------ LISTED RECORDS

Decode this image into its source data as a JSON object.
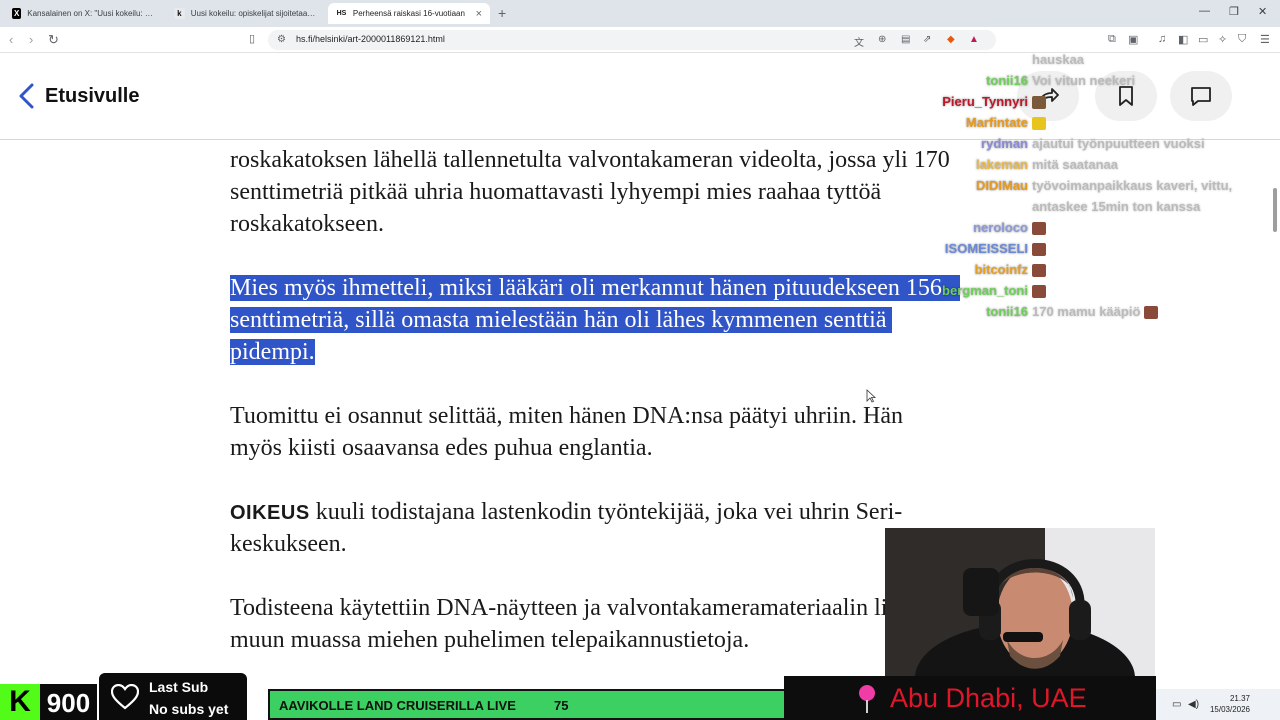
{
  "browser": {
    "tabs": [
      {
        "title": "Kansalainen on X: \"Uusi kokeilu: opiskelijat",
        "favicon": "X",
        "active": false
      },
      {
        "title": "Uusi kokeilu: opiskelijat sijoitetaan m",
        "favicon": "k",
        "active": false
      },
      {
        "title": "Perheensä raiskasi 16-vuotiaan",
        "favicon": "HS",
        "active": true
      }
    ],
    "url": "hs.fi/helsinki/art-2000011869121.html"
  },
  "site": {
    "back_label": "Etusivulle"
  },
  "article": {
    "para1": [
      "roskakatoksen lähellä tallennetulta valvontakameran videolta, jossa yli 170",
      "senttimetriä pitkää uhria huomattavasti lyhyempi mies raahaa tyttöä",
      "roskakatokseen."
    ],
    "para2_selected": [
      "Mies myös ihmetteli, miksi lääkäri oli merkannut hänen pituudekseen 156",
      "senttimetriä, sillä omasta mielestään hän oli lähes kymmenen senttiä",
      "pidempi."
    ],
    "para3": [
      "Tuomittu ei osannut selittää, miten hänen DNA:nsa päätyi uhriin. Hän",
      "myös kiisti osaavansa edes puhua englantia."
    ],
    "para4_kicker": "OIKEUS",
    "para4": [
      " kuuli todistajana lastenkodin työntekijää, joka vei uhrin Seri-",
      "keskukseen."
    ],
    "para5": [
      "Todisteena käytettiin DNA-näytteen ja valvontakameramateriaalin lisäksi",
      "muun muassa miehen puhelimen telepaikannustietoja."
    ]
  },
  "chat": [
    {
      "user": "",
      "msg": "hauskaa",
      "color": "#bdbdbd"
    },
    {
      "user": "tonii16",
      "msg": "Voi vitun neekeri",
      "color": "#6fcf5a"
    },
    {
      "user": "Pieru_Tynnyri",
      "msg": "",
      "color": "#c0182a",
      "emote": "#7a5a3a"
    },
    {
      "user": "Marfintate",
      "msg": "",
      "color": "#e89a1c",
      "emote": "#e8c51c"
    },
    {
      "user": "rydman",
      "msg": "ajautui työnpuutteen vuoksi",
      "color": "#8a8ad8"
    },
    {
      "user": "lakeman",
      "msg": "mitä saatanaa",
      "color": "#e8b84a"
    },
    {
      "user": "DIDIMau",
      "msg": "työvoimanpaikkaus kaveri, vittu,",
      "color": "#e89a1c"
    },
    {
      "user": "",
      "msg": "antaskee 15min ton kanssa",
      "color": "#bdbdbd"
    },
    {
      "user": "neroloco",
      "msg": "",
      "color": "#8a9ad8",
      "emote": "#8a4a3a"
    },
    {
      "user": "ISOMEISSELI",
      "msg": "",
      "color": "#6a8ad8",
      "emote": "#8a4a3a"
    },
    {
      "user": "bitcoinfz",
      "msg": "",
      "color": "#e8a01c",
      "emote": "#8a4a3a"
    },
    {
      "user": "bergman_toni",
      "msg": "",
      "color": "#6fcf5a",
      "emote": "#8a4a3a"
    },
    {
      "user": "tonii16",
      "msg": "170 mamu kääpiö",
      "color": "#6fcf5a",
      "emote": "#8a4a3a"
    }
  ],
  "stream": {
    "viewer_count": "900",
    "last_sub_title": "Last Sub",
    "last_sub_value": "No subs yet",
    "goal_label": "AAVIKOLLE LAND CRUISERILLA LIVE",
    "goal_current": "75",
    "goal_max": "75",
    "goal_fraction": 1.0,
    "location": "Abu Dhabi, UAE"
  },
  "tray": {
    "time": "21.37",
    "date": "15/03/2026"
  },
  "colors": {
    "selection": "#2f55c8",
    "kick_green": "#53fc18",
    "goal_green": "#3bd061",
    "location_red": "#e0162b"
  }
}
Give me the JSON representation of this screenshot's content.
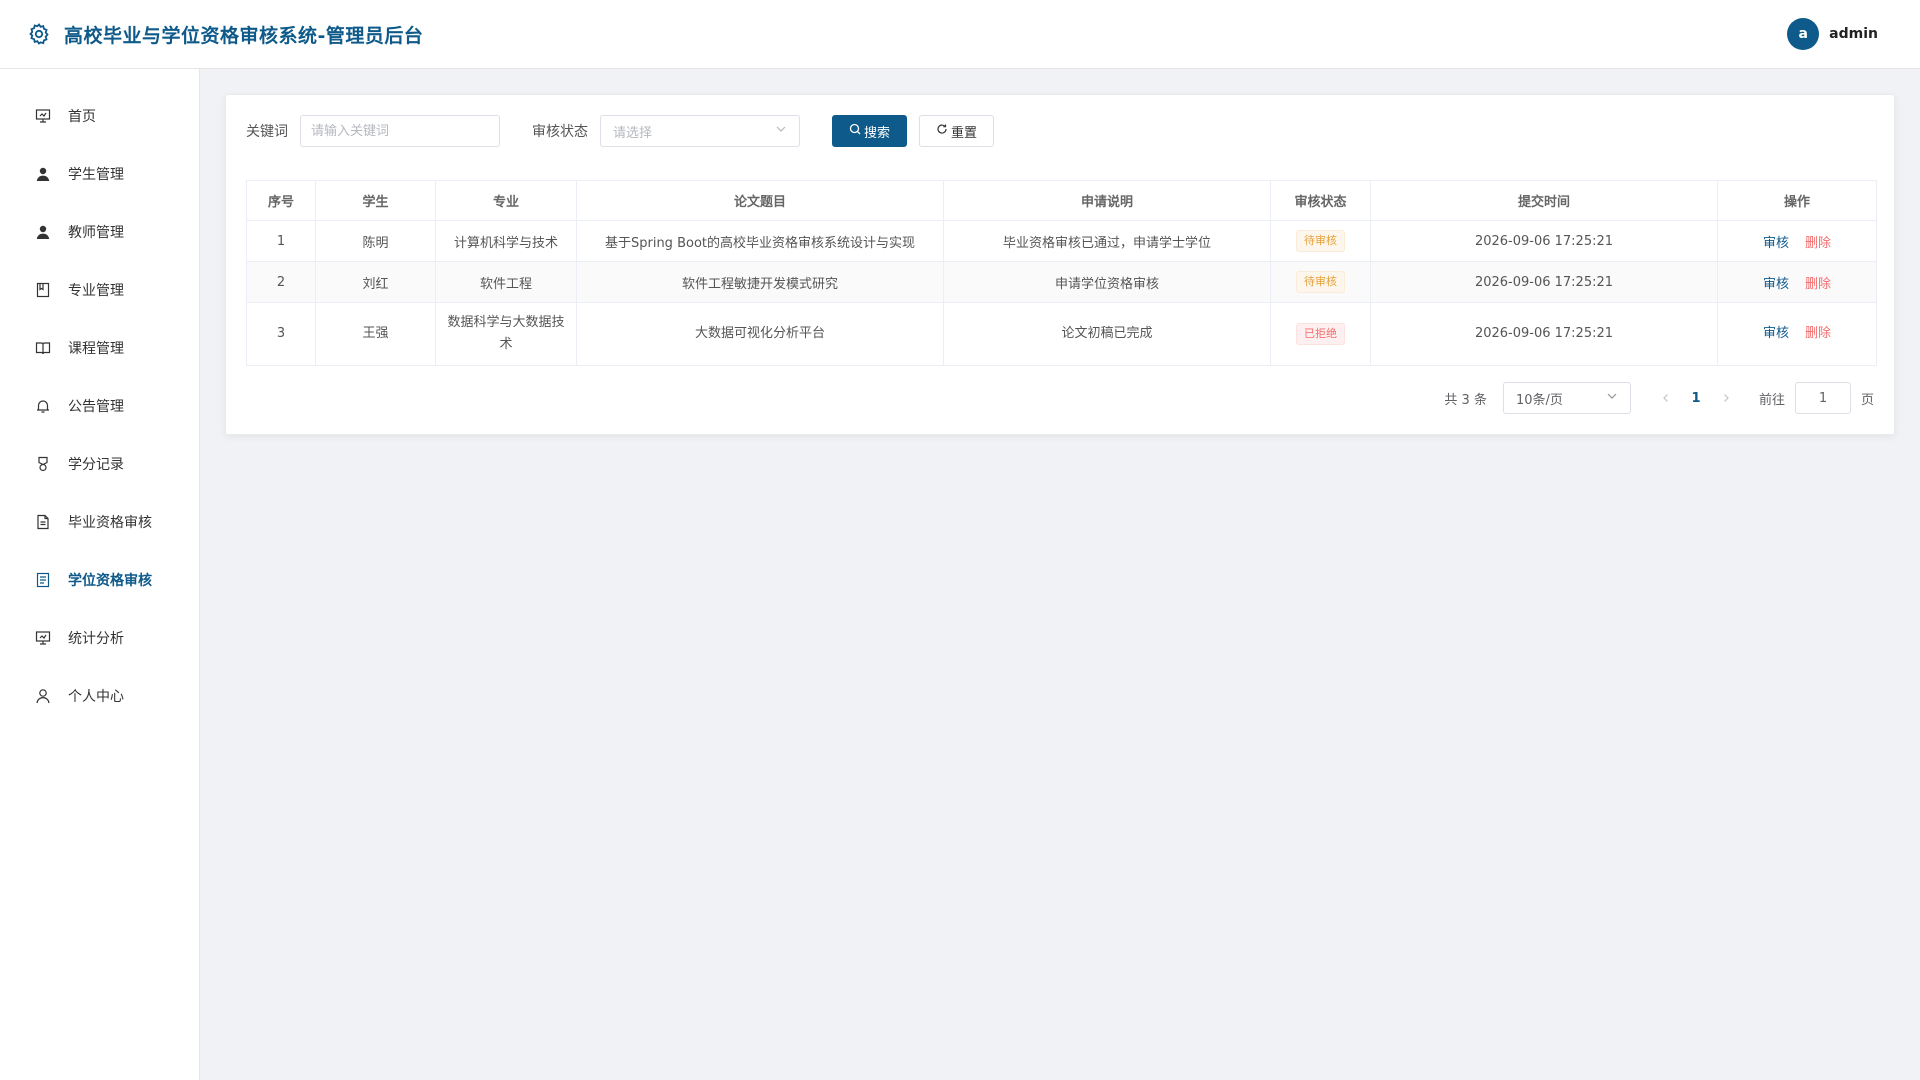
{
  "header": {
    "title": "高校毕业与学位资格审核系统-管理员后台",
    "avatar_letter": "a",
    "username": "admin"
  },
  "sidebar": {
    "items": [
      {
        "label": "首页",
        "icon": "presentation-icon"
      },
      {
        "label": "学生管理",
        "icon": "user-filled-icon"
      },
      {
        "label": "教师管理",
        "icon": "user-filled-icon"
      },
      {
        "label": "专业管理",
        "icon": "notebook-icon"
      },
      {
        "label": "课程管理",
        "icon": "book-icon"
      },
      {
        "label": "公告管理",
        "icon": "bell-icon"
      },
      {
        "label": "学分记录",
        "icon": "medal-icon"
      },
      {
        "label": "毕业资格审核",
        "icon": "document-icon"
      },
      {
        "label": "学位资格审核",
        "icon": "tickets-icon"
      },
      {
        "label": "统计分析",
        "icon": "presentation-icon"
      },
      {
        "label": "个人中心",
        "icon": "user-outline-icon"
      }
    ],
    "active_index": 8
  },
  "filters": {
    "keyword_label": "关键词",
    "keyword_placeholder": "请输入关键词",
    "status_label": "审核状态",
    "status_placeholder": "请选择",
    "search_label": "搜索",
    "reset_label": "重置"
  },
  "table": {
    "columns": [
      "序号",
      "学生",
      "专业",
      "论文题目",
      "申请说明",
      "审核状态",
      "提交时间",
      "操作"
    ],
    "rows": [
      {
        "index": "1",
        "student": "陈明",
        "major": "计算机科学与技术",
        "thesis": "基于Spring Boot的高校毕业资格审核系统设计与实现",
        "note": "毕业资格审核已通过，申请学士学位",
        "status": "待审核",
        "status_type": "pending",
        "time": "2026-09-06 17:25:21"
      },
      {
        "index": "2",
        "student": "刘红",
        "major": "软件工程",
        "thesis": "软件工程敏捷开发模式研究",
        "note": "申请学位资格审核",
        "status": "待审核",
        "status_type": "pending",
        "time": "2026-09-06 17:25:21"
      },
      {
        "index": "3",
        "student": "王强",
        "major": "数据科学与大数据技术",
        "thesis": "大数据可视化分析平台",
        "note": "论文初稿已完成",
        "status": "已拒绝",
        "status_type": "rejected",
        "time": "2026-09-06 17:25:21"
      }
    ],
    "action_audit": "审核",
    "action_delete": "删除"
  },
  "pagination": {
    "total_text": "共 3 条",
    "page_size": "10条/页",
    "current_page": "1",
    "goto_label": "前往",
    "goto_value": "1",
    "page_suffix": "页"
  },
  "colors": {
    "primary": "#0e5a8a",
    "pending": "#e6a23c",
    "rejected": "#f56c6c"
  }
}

------------

[WRITTEN INSTRUCTION]: Search the listing above for the string "senttimetriä". Copy every line that contains it.

[SOLUTION FOR THIS EXERCISE]:
      "senttimetriä pitkää uhria huomattavasti lyhyempi mies raahaa tyttöä",
      "senttimetriä, sillä omasta mielestään hän oli lähes kymmenen senttiä",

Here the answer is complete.